* [To be done] Go through the entries below and write each one out exactly.

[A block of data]
## start

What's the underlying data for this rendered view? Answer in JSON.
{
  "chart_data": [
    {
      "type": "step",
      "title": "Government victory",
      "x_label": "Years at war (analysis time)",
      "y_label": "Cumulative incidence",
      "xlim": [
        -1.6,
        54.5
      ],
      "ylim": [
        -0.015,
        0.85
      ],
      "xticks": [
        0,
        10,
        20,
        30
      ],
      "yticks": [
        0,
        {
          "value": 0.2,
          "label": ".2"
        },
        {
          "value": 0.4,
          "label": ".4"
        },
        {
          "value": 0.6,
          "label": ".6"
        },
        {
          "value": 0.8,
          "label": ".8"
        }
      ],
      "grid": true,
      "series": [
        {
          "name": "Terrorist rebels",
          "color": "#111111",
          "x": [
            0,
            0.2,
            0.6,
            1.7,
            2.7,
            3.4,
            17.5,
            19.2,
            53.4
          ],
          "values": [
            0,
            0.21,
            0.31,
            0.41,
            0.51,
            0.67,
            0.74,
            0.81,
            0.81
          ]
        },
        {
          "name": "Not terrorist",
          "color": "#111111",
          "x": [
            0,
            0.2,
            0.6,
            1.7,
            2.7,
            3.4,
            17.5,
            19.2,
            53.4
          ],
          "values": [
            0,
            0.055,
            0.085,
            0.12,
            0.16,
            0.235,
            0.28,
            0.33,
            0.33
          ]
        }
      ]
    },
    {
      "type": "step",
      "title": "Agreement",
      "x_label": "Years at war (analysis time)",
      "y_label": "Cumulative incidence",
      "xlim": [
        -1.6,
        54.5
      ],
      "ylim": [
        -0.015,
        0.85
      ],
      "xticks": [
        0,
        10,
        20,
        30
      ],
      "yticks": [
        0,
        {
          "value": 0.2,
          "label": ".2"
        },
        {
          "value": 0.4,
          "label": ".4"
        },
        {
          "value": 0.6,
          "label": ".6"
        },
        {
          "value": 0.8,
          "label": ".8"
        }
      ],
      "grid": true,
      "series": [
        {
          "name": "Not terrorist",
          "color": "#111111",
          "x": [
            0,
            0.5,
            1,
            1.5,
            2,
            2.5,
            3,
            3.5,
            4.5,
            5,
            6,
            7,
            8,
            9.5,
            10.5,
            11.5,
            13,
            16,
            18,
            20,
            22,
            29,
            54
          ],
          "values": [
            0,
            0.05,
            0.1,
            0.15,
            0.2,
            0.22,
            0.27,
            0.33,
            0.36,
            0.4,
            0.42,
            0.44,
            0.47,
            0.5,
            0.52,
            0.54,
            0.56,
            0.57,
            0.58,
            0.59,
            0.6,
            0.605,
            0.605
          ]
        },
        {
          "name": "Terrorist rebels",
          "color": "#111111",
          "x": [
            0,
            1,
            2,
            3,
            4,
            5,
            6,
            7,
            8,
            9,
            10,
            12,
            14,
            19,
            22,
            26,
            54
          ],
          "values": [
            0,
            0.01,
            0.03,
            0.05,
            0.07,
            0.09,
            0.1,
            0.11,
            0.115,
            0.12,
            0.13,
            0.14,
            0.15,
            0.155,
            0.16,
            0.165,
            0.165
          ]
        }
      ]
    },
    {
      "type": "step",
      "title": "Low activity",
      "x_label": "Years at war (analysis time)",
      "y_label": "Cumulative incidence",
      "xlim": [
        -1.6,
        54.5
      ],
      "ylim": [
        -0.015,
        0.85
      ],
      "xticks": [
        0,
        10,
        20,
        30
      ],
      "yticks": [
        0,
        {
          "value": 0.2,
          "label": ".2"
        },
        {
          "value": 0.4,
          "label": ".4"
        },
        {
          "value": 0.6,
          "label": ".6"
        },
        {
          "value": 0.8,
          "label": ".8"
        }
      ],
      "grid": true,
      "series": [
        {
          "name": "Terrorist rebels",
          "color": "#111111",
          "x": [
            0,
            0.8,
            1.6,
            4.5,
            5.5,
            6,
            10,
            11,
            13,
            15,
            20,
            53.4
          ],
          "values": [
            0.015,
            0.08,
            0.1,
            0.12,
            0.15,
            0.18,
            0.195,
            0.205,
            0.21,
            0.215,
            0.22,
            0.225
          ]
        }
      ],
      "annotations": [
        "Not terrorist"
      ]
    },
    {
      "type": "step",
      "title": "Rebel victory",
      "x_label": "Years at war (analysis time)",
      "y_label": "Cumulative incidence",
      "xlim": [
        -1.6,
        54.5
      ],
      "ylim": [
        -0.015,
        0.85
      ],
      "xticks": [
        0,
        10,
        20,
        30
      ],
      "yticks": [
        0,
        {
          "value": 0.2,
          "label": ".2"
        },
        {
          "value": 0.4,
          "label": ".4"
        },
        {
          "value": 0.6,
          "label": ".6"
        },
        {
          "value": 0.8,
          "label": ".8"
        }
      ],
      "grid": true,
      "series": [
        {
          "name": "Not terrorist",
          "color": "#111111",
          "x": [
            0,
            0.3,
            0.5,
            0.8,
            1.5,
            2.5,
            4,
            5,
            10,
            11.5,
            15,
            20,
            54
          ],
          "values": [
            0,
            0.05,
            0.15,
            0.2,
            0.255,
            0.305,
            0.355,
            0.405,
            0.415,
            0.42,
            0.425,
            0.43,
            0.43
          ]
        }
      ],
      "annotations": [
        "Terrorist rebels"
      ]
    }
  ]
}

## end

* [Answer to this task]
What's the underlying data for this rendered view? Answer in JSON.
{
  "chart_data": [
    {
      "type": "step",
      "title": "Government victory",
      "x_label": "Years at war (analysis time)",
      "y_label": "Cumulative incidence",
      "xlim": [
        -1.6,
        54.5
      ],
      "ylim": [
        -0.015,
        0.85
      ],
      "xticks": [
        0,
        10,
        20,
        30
      ],
      "yticks": [
        0,
        {
          "value": 0.2,
          "label": ".2"
        },
        {
          "value": 0.4,
          "label": ".4"
        },
        {
          "value": 0.6,
          "label": ".6"
        },
        {
          "value": 0.8,
          "label": ".8"
        }
      ],
      "grid": true,
      "series": [
        {
          "name": "Terrorist rebels",
          "color": "#111111",
          "x": [
            0,
            0.2,
            0.6,
            1.7,
            2.7,
            3.4,
            17.5,
            19.2,
            53.4
          ],
          "values": [
            0,
            0.21,
            0.31,
            0.41,
            0.51,
            0.67,
            0.74,
            0.81,
            0.81
          ]
        },
        {
          "name": "Not terrorist",
          "color": "#111111",
          "x": [
            0,
            0.2,
            0.6,
            1.7,
            2.7,
            3.4,
            17.5,
            19.2,
            53.4
          ],
          "values": [
            0,
            0.055,
            0.085,
            0.12,
            0.16,
            0.235,
            0.28,
            0.33,
            0.33
          ]
        }
      ]
    },
    {
      "type": "step",
      "title": "Agreement",
      "x_label": "Years at war (analysis time)",
      "y_label": "Cumulative incidence",
      "xlim": [
        -1.6,
        54.5
      ],
      "ylim": [
        -0.015,
        0.85
      ],
      "xticks": [
        0,
        10,
        20,
        30
      ],
      "yticks": [
        0,
        {
          "value": 0.2,
          "label": ".2"
        },
        {
          "value": 0.4,
          "label": ".4"
        },
        {
          "value": 0.6,
          "label": ".6"
        },
        {
          "value": 0.8,
          "label": ".8"
        }
      ],
      "grid": true,
      "series": [
        {
          "name": "Not terrorist",
          "color": "#111111",
          "x": [
            0,
            0.5,
            1,
            1.5,
            2,
            2.5,
            3,
            3.5,
            4.5,
            5,
            6,
            7,
            8,
            9.5,
            10.5,
            11.5,
            13,
            16,
            18,
            20,
            22,
            29,
            54
          ],
          "values": [
            0,
            0.05,
            0.1,
            0.15,
            0.2,
            0.22,
            0.27,
            0.33,
            0.36,
            0.4,
            0.42,
            0.44,
            0.47,
            0.5,
            0.52,
            0.54,
            0.56,
            0.57,
            0.58,
            0.59,
            0.6,
            0.605,
            0.605
          ]
        },
        {
          "name": "Terrorist rebels",
          "color": "#111111",
          "x": [
            0,
            1,
            2,
            3,
            4,
            5,
            6,
            7,
            8,
            9,
            10,
            12,
            14,
            19,
            22,
            26,
            54
          ],
          "values": [
            0,
            0.01,
            0.03,
            0.05,
            0.07,
            0.09,
            0.1,
            0.11,
            0.115,
            0.12,
            0.13,
            0.14,
            0.15,
            0.155,
            0.16,
            0.165,
            0.165
          ]
        }
      ]
    },
    {
      "type": "step",
      "title": "Low activity",
      "x_label": "Years at war (analysis time)",
      "y_label": "Cumulative incidence",
      "xlim": [
        -1.6,
        54.5
      ],
      "ylim": [
        -0.015,
        0.85
      ],
      "xticks": [
        0,
        10,
        20,
        30
      ],
      "yticks": [
        0,
        {
          "value": 0.2,
          "label": ".2"
        },
        {
          "value": 0.4,
          "label": ".4"
        },
        {
          "value": 0.6,
          "label": ".6"
        },
        {
          "value": 0.8,
          "label": ".8"
        }
      ],
      "grid": true,
      "series": [
        {
          "name": "Terrorist rebels",
          "color": "#111111",
          "x": [
            0,
            0.8,
            1.6,
            4.5,
            5.5,
            6,
            10,
            11,
            13,
            15,
            20,
            53.4
          ],
          "values": [
            0.015,
            0.08,
            0.1,
            0.12,
            0.15,
            0.18,
            0.195,
            0.205,
            0.21,
            0.215,
            0.22,
            0.225
          ]
        }
      ],
      "annotations": [
        "Not terrorist"
      ]
    },
    {
      "type": "step",
      "title": "Rebel victory",
      "x_label": "Years at war (analysis time)",
      "y_label": "Cumulative incidence",
      "xlim": [
        -1.6,
        54.5
      ],
      "ylim": [
        -0.015,
        0.85
      ],
      "xticks": [
        0,
        10,
        20,
        30
      ],
      "yticks": [
        0,
        {
          "value": 0.2,
          "label": ".2"
        },
        {
          "value": 0.4,
          "label": ".4"
        },
        {
          "value": 0.6,
          "label": ".6"
        },
        {
          "value": 0.8,
          "label": ".8"
        }
      ],
      "grid": true,
      "series": [
        {
          "name": "Not terrorist",
          "color": "#111111",
          "x": [
            0,
            0.3,
            0.5,
            0.8,
            1.5,
            2.5,
            4,
            5,
            10,
            11.5,
            15,
            20,
            54
          ],
          "values": [
            0,
            0.05,
            0.15,
            0.2,
            0.255,
            0.305,
            0.355,
            0.405,
            0.415,
            0.42,
            0.425,
            0.43,
            0.43
          ]
        }
      ],
      "annotations": [
        "Terrorist rebels"
      ]
    }
  ]
}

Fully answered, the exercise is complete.